EXTRACTED ENTRIES ->
◆ ◆ ◆ ◆

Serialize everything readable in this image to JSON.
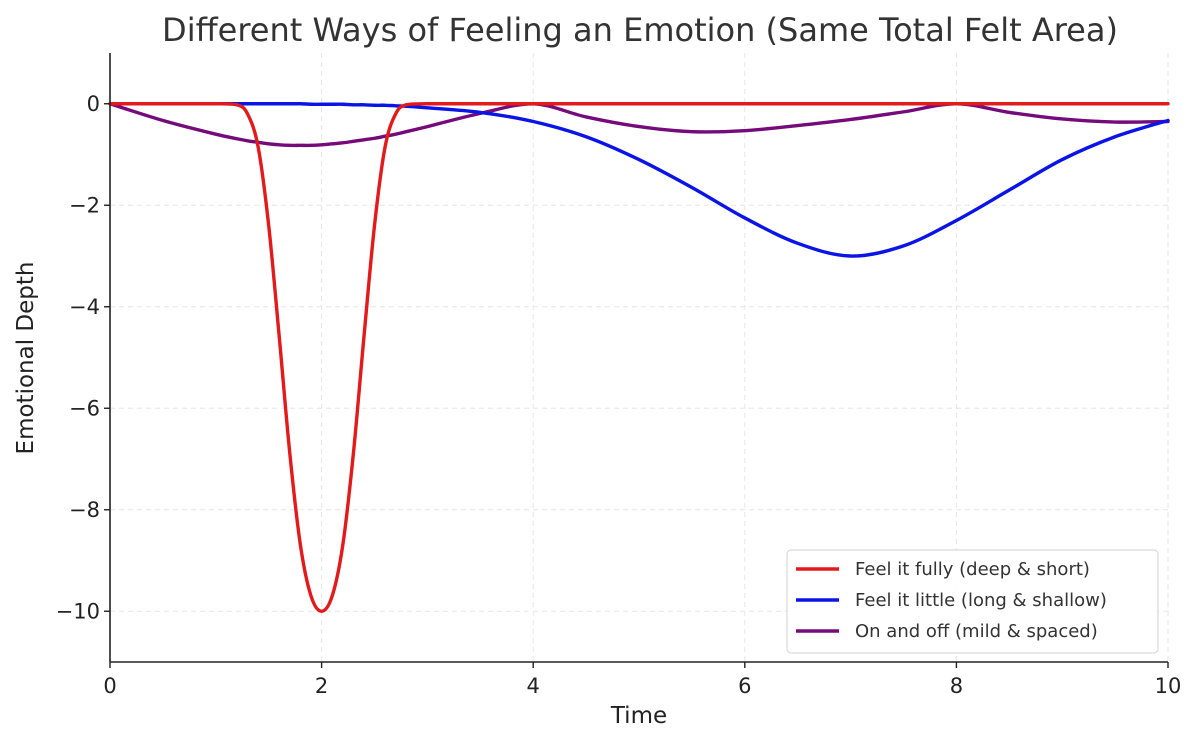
{
  "chart_data": {
    "type": "line",
    "title": "Different Ways of Feeling an Emotion (Same Total Felt Area)",
    "xlabel": "Time",
    "ylabel": "Emotional Depth",
    "xlim": [
      0,
      10
    ],
    "ylim": [
      -11,
      1
    ],
    "xticks": [
      0,
      2,
      4,
      6,
      8,
      10
    ],
    "xtick_labels": [
      "0",
      "2",
      "4",
      "6",
      "8",
      "10"
    ],
    "yticks": [
      0,
      -2,
      -4,
      -6,
      -8,
      -10
    ],
    "ytick_labels": [
      "0",
      "−2",
      "−4",
      "−6",
      "−8",
      "−10"
    ],
    "grid": true,
    "legend_position": "bottom-right",
    "x": [
      0,
      0.5,
      1,
      1.2,
      1.3,
      1.4,
      1.5,
      1.6,
      1.7,
      1.8,
      1.9,
      2,
      2.1,
      2.2,
      2.3,
      2.4,
      2.5,
      2.6,
      2.7,
      2.8,
      3,
      3.5,
      4,
      4.5,
      5,
      5.5,
      6,
      6.5,
      7,
      7.5,
      8,
      8.5,
      9,
      9.5,
      10
    ],
    "series": [
      {
        "name": "Feel it fully (deep & short)",
        "color": "#e31a1c",
        "values": [
          0,
          0,
          0,
          -0.02,
          -0.2,
          -0.85,
          -2.4,
          -4.6,
          -6.9,
          -8.7,
          -9.7,
          -10,
          -9.7,
          -8.7,
          -6.9,
          -4.6,
          -2.4,
          -0.85,
          -0.2,
          -0.02,
          0,
          0,
          0,
          0,
          0,
          0,
          0,
          0,
          0,
          0,
          0,
          0,
          0,
          0,
          0
        ]
      },
      {
        "name": "Feel it little (long & shallow)",
        "color": "#0a14e6",
        "values": [
          0,
          0,
          0,
          0,
          0,
          0,
          0,
          0,
          0,
          0,
          -0.01,
          -0.01,
          -0.01,
          -0.01,
          -0.02,
          -0.02,
          -0.03,
          -0.03,
          -0.04,
          -0.05,
          -0.08,
          -0.17,
          -0.35,
          -0.65,
          -1.1,
          -1.65,
          -2.25,
          -2.75,
          -3.0,
          -2.8,
          -2.3,
          -1.7,
          -1.1,
          -0.65,
          -0.33
        ]
      },
      {
        "name": "On and off (mild & spaced)",
        "color": "#750b7a",
        "values": [
          0,
          -0.33,
          -0.6,
          -0.69,
          -0.73,
          -0.76,
          -0.79,
          -0.81,
          -0.82,
          -0.82,
          -0.82,
          -0.81,
          -0.79,
          -0.77,
          -0.74,
          -0.71,
          -0.68,
          -0.64,
          -0.6,
          -0.55,
          -0.45,
          -0.19,
          0,
          -0.26,
          -0.45,
          -0.55,
          -0.53,
          -0.43,
          -0.31,
          -0.16,
          0,
          -0.17,
          -0.3,
          -0.36,
          -0.35
        ]
      }
    ]
  }
}
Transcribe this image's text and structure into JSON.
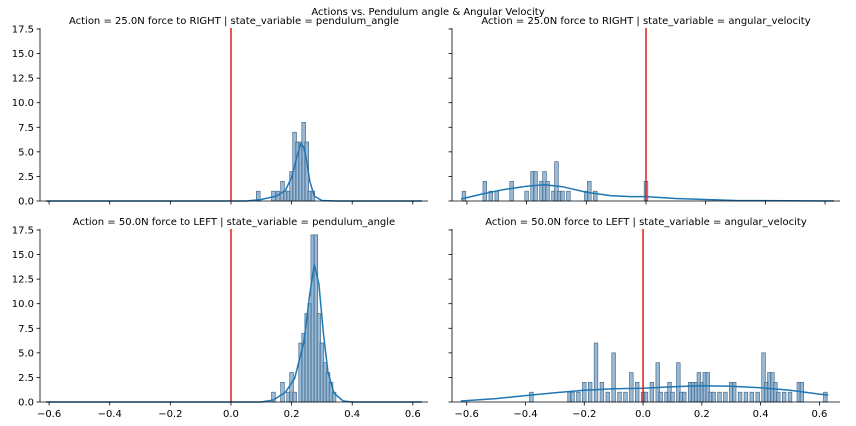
{
  "figure": {
    "suptitle": "Actions vs. Pendulum angle & Angular Velocity",
    "colors": {
      "bar_fill": "#7fa7c9",
      "bar_edge": "#3a5f80",
      "kde": "#1f77b4",
      "vline": "#e41a1c"
    }
  },
  "chart_data": [
    {
      "type": "bar",
      "title": "Action = 25.0N force to RIGHT | state_variable = pendulum_angle",
      "xlim": [
        -0.63,
        0.65
      ],
      "ylim": [
        0,
        17.6
      ],
      "yticks": [
        0.0,
        2.5,
        5.0,
        7.5,
        10.0,
        12.5,
        15.0,
        17.5
      ],
      "ytick_labels": [
        "0.0",
        "2.5",
        "5.0",
        "7.5",
        "10.0",
        "12.5",
        "15.0",
        "17.5"
      ],
      "xticks": [],
      "xtick_labels": [],
      "vline_x": 0.0,
      "bin_width": 0.0125,
      "bins": [
        [
          0.09,
          1
        ],
        [
          0.14,
          1
        ],
        [
          0.155,
          1
        ],
        [
          0.17,
          2
        ],
        [
          0.18,
          1
        ],
        [
          0.19,
          1
        ],
        [
          0.2,
          3
        ],
        [
          0.21,
          7
        ],
        [
          0.22,
          6
        ],
        [
          0.23,
          6
        ],
        [
          0.24,
          8
        ],
        [
          0.25,
          6
        ],
        [
          0.26,
          1
        ],
        [
          0.27,
          1
        ]
      ],
      "kde": [
        [
          -0.61,
          0
        ],
        [
          0.05,
          0
        ],
        [
          0.1,
          0.15
        ],
        [
          0.15,
          0.5
        ],
        [
          0.18,
          1.1
        ],
        [
          0.2,
          2.4
        ],
        [
          0.215,
          4.2
        ],
        [
          0.23,
          5.8
        ],
        [
          0.24,
          5.5
        ],
        [
          0.25,
          4.0
        ],
        [
          0.26,
          2.0
        ],
        [
          0.275,
          0.5
        ],
        [
          0.3,
          0.05
        ],
        [
          0.35,
          0
        ],
        [
          0.63,
          0
        ]
      ]
    },
    {
      "type": "bar",
      "title": "Action = 25.0N force to RIGHT | state_variable = angular_velocity",
      "xlim": [
        -0.65,
        0.65
      ],
      "ylim": [
        0,
        17.6
      ],
      "yticks": [],
      "ytick_labels": [],
      "xticks": [],
      "xtick_labels": [],
      "vline_x": 0.0,
      "bin_width": 0.0125,
      "bins": [
        [
          -0.61,
          1
        ],
        [
          -0.54,
          2
        ],
        [
          -0.52,
          1
        ],
        [
          -0.5,
          1
        ],
        [
          -0.45,
          2
        ],
        [
          -0.4,
          1
        ],
        [
          -0.38,
          3
        ],
        [
          -0.37,
          3
        ],
        [
          -0.35,
          2
        ],
        [
          -0.34,
          3
        ],
        [
          -0.33,
          2
        ],
        [
          -0.31,
          1
        ],
        [
          -0.3,
          4
        ],
        [
          -0.29,
          1
        ],
        [
          -0.28,
          1
        ],
        [
          -0.26,
          1
        ],
        [
          -0.2,
          1
        ],
        [
          -0.19,
          2
        ],
        [
          -0.17,
          1
        ],
        [
          0.0,
          2
        ]
      ],
      "kde": [
        [
          -0.62,
          0.2
        ],
        [
          -0.55,
          0.7
        ],
        [
          -0.48,
          1.15
        ],
        [
          -0.4,
          1.5
        ],
        [
          -0.34,
          1.65
        ],
        [
          -0.28,
          1.45
        ],
        [
          -0.2,
          0.9
        ],
        [
          -0.12,
          0.55
        ],
        [
          -0.05,
          0.45
        ],
        [
          0.0,
          0.45
        ],
        [
          0.1,
          0.25
        ],
        [
          0.3,
          0.05
        ],
        [
          0.63,
          0
        ]
      ]
    },
    {
      "type": "bar",
      "title": "Action = 50.0N force to LEFT | state_variable = pendulum_angle",
      "xlim": [
        -0.63,
        0.65
      ],
      "ylim": [
        0,
        17.6
      ],
      "yticks": [
        0.0,
        2.5,
        5.0,
        7.5,
        10.0,
        12.5,
        15.0,
        17.5
      ],
      "ytick_labels": [
        "0.0",
        "2.5",
        "5.0",
        "7.5",
        "10.0",
        "12.5",
        "15.0",
        "17.5"
      ],
      "xticks": [
        -0.6,
        -0.4,
        -0.2,
        0.0,
        0.2,
        0.4,
        0.6
      ],
      "xtick_labels": [
        "−0.6",
        "−0.4",
        "−0.2",
        "0.0",
        "0.2",
        "0.4",
        "0.6"
      ],
      "vline_x": 0.0,
      "bin_width": 0.0125,
      "bins": [
        [
          0.14,
          1
        ],
        [
          0.17,
          2
        ],
        [
          0.19,
          1
        ],
        [
          0.2,
          3
        ],
        [
          0.21,
          1
        ],
        [
          0.23,
          6
        ],
        [
          0.24,
          7
        ],
        [
          0.25,
          9
        ],
        [
          0.26,
          10
        ],
        [
          0.27,
          17
        ],
        [
          0.28,
          17
        ],
        [
          0.29,
          9
        ],
        [
          0.3,
          6
        ],
        [
          0.31,
          4
        ],
        [
          0.32,
          3
        ],
        [
          0.33,
          2
        ],
        [
          0.34,
          1
        ]
      ],
      "kde": [
        [
          -0.61,
          0
        ],
        [
          0.1,
          0
        ],
        [
          0.14,
          0.2
        ],
        [
          0.18,
          1.0
        ],
        [
          0.21,
          2.4
        ],
        [
          0.24,
          6.0
        ],
        [
          0.26,
          11.0
        ],
        [
          0.275,
          14.0
        ],
        [
          0.29,
          12.0
        ],
        [
          0.305,
          7.0
        ],
        [
          0.32,
          3.0
        ],
        [
          0.34,
          0.9
        ],
        [
          0.37,
          0.1
        ],
        [
          0.4,
          0
        ],
        [
          0.63,
          0
        ]
      ]
    },
    {
      "type": "bar",
      "title": "Action = 50.0N force to LEFT | state_variable = angular_velocity",
      "xlim": [
        -0.65,
        0.67
      ],
      "ylim": [
        0,
        17.6
      ],
      "yticks": [],
      "ytick_labels": [],
      "xticks": [
        -0.6,
        -0.4,
        -0.2,
        0.0,
        0.2,
        0.4,
        0.6
      ],
      "xtick_labels": [
        "−0.6",
        "−0.4",
        "−0.2",
        "0.0",
        "0.2",
        "0.4",
        "0.6"
      ],
      "vline_x": 0.0,
      "bin_width": 0.0125,
      "bins": [
        [
          -0.38,
          1
        ],
        [
          -0.25,
          1
        ],
        [
          -0.24,
          1
        ],
        [
          -0.22,
          1
        ],
        [
          -0.2,
          2
        ],
        [
          -0.18,
          2
        ],
        [
          -0.16,
          6
        ],
        [
          -0.14,
          2
        ],
        [
          -0.12,
          1
        ],
        [
          -0.1,
          5
        ],
        [
          -0.08,
          1
        ],
        [
          -0.06,
          1
        ],
        [
          -0.04,
          3
        ],
        [
          -0.02,
          2
        ],
        [
          0.0,
          1
        ],
        [
          0.01,
          1
        ],
        [
          0.03,
          2
        ],
        [
          0.05,
          4
        ],
        [
          0.06,
          1
        ],
        [
          0.08,
          1
        ],
        [
          0.09,
          2
        ],
        [
          0.1,
          1
        ],
        [
          0.12,
          4
        ],
        [
          0.13,
          1
        ],
        [
          0.14,
          1
        ],
        [
          0.16,
          2
        ],
        [
          0.17,
          2
        ],
        [
          0.18,
          2
        ],
        [
          0.19,
          3
        ],
        [
          0.2,
          2
        ],
        [
          0.21,
          3
        ],
        [
          0.22,
          3
        ],
        [
          0.23,
          1
        ],
        [
          0.24,
          1
        ],
        [
          0.26,
          1
        ],
        [
          0.28,
          1
        ],
        [
          0.3,
          2
        ],
        [
          0.31,
          2
        ],
        [
          0.33,
          1
        ],
        [
          0.35,
          1
        ],
        [
          0.37,
          1
        ],
        [
          0.39,
          1
        ],
        [
          0.41,
          5
        ],
        [
          0.42,
          2
        ],
        [
          0.43,
          3
        ],
        [
          0.44,
          3
        ],
        [
          0.45,
          2
        ],
        [
          0.46,
          1
        ],
        [
          0.48,
          1
        ],
        [
          0.5,
          1
        ],
        [
          0.53,
          2
        ],
        [
          0.54,
          2
        ],
        [
          0.62,
          1
        ]
      ],
      "kde": [
        [
          -0.62,
          0.1
        ],
        [
          -0.5,
          0.35
        ],
        [
          -0.4,
          0.65
        ],
        [
          -0.3,
          0.95
        ],
        [
          -0.2,
          1.2
        ],
        [
          -0.1,
          1.35
        ],
        [
          0.0,
          1.4
        ],
        [
          0.1,
          1.55
        ],
        [
          0.2,
          1.65
        ],
        [
          0.3,
          1.6
        ],
        [
          0.4,
          1.45
        ],
        [
          0.5,
          1.2
        ],
        [
          0.6,
          0.8
        ],
        [
          0.63,
          0.7
        ]
      ]
    }
  ]
}
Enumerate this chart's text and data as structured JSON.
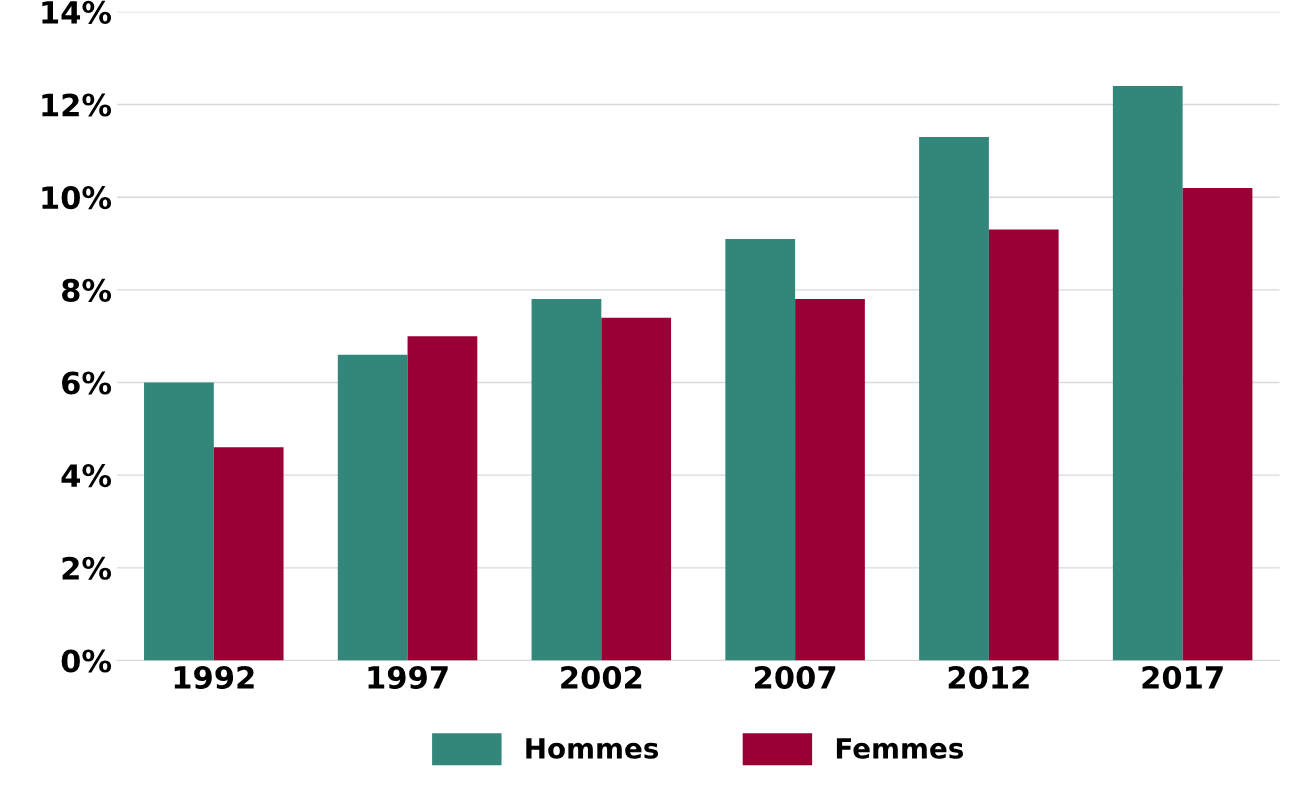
{
  "chart_data": {
    "type": "bar",
    "categories": [
      "1992",
      "1997",
      "2002",
      "2007",
      "2012",
      "2017"
    ],
    "series": [
      {
        "name": "Hommes",
        "color": "#32867a",
        "values": [
          6.0,
          6.6,
          7.8,
          9.1,
          11.3,
          12.4
        ]
      },
      {
        "name": "Femmes",
        "color": "#9a0036",
        "values": [
          4.6,
          7.0,
          7.4,
          7.8,
          9.3,
          10.2
        ]
      }
    ],
    "ylim": [
      0,
      14
    ],
    "yticks": [
      {
        "value": 0,
        "label": "0%"
      },
      {
        "value": 2,
        "label": "2%"
      },
      {
        "value": 4,
        "label": "4%"
      },
      {
        "value": 6,
        "label": "6%"
      },
      {
        "value": 8,
        "label": "8%"
      },
      {
        "value": 10,
        "label": "10%"
      },
      {
        "value": 12,
        "label": "12%"
      },
      {
        "value": 14,
        "label": "14%"
      }
    ],
    "grid": "y",
    "legend": "bottom"
  }
}
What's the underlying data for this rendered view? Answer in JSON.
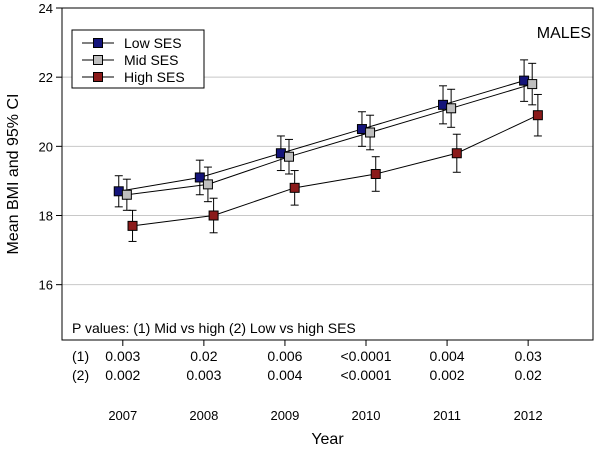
{
  "chart_data": {
    "type": "line",
    "panel_label": "MALES",
    "xlabel": "Year",
    "ylabel": "Mean BMI and 95% CI",
    "x": [
      2007,
      2008,
      2009,
      2010,
      2011,
      2012
    ],
    "x_ticks": [
      "2007",
      "2008",
      "2009",
      "2010",
      "2011",
      "2012"
    ],
    "xlim": [
      2006.25,
      2012.8
    ],
    "ylim": [
      14.4,
      24
    ],
    "y_ticks": [
      16,
      18,
      20,
      22,
      24
    ],
    "grid": "horizontal",
    "legend": "top-left",
    "series": [
      {
        "name": "Low SES",
        "color": "#14147a",
        "x_offset": -0.05,
        "values": [
          18.7,
          19.1,
          19.8,
          20.5,
          21.2,
          21.9
        ],
        "ci_low": [
          18.25,
          18.6,
          19.3,
          20.0,
          20.65,
          21.3
        ],
        "ci_high": [
          19.15,
          19.6,
          20.3,
          21.0,
          21.75,
          22.5
        ]
      },
      {
        "name": "Mid SES",
        "color": "#bebebe",
        "x_offset": 0.05,
        "values": [
          18.6,
          18.9,
          19.7,
          20.4,
          21.1,
          21.8
        ],
        "ci_low": [
          18.15,
          18.4,
          19.2,
          19.9,
          20.55,
          21.2
        ],
        "ci_high": [
          19.05,
          19.4,
          20.2,
          20.9,
          21.65,
          22.4
        ]
      },
      {
        "name": "High SES",
        "color": "#8b1a1a",
        "x_offset": 0.12,
        "values": [
          17.7,
          18.0,
          18.8,
          19.2,
          19.8,
          20.9
        ],
        "ci_low": [
          17.25,
          17.5,
          18.3,
          18.7,
          19.25,
          20.3
        ],
        "ci_high": [
          18.15,
          18.5,
          19.3,
          19.7,
          20.35,
          21.5
        ]
      }
    ],
    "annotation": "P values: (1) Mid vs high (2) Low vs high SES",
    "p_values": [
      {
        "label": "(1)",
        "values": [
          "0.003",
          "0.02",
          "0.006",
          "<0.0001",
          "0.004",
          "0.03"
        ]
      },
      {
        "label": "(2)",
        "values": [
          "0.002",
          "0.003",
          "0.004",
          "<0.0001",
          "0.002",
          "0.02"
        ]
      }
    ]
  }
}
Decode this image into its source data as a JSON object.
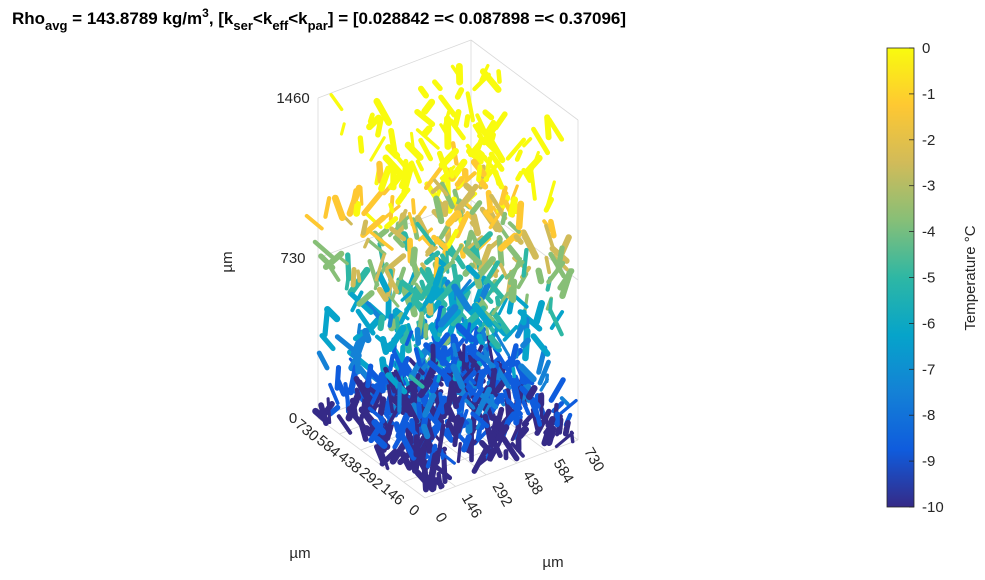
{
  "chart_data": {
    "type": "scatter3d",
    "title": [
      "Rho",
      "avg",
      " = 143.8789 kg/m",
      "3",
      ",   [k",
      "ser",
      "<k",
      "eff",
      "<k",
      "par",
      "] = [0.028842 =< 0.087898 =< 0.37096]"
    ],
    "xlabel": "µm",
    "ylabel": "µm",
    "zlabel": "µm",
    "xlim": [
      0,
      730
    ],
    "xticks": [
      0,
      146,
      292,
      438,
      584,
      730
    ],
    "ylim": [
      0,
      730
    ],
    "yticks": [
      0,
      146,
      292,
      438,
      584,
      730
    ],
    "zlim": [
      0,
      1460
    ],
    "zticks": [
      0,
      730,
      1460
    ],
    "colorbar": {
      "label": "Temperature °C",
      "clim": [
        -10,
        0
      ],
      "ticks": [
        -10,
        -9,
        -8,
        -7,
        -6,
        -5,
        -4,
        -3,
        -2,
        -1,
        0
      ]
    },
    "colormap": [
      "#352a87",
      "#0f5cdd",
      "#1481d6",
      "#06a4ca",
      "#2eb7a4",
      "#87bf77",
      "#d1bb59",
      "#fec832",
      "#f9fb0e"
    ]
  }
}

◆ ◆ ◆ ◆

WORK REQUIRED -> Go through the listing above and work out how many lines contain the string "JSON". Reply with the number alone.

TASK ANSWER -> 5